■ Task description
Copy out every line containing the word "subtitle".

■ Data to process
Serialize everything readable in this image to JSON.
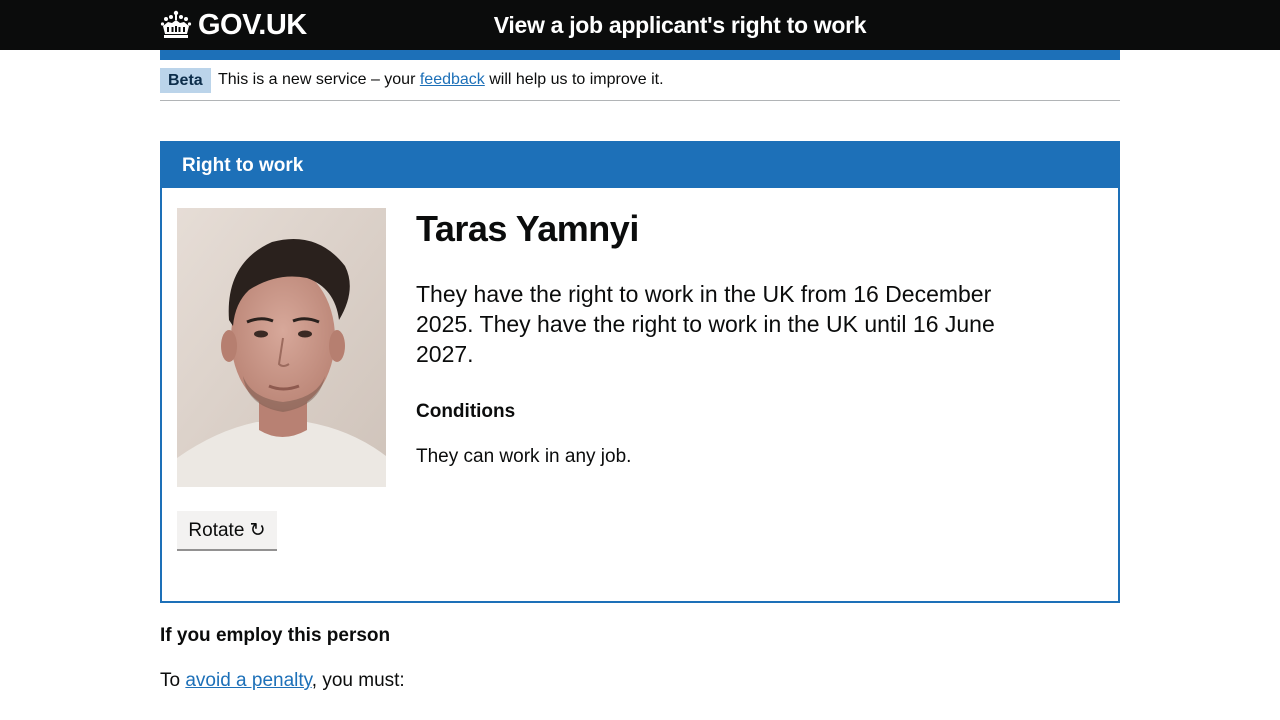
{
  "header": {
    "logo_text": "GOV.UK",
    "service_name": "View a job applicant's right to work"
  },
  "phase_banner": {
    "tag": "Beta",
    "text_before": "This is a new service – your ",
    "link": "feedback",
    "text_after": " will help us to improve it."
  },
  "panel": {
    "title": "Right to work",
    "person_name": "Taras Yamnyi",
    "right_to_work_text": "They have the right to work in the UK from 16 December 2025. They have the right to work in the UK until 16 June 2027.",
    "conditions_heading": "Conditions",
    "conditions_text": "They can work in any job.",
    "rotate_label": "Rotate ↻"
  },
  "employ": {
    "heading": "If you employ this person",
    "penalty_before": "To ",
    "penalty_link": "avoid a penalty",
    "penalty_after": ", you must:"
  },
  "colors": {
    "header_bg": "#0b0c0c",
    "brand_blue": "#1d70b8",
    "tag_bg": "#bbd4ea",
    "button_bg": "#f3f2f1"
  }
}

==

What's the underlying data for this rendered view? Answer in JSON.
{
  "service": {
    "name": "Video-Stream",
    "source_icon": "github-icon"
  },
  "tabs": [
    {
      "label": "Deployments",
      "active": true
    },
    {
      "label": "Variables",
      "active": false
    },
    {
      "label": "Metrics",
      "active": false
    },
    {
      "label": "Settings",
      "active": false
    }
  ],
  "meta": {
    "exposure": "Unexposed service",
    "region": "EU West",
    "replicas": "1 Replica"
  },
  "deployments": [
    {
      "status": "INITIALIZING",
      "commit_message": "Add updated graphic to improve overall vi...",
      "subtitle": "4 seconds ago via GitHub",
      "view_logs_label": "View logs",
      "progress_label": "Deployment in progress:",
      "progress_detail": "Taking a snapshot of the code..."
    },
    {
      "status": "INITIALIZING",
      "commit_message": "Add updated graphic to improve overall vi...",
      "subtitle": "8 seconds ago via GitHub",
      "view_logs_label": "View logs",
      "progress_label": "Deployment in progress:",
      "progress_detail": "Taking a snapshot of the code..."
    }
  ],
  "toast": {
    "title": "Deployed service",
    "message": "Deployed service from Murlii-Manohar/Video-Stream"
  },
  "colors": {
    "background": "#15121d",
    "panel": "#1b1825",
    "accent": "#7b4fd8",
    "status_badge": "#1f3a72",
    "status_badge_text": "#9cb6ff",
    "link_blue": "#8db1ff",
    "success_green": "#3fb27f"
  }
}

■ Solved problem
      "subtitle": "4 seconds ago via GitHub",
      "subtitle": "8 seconds ago via GitHub",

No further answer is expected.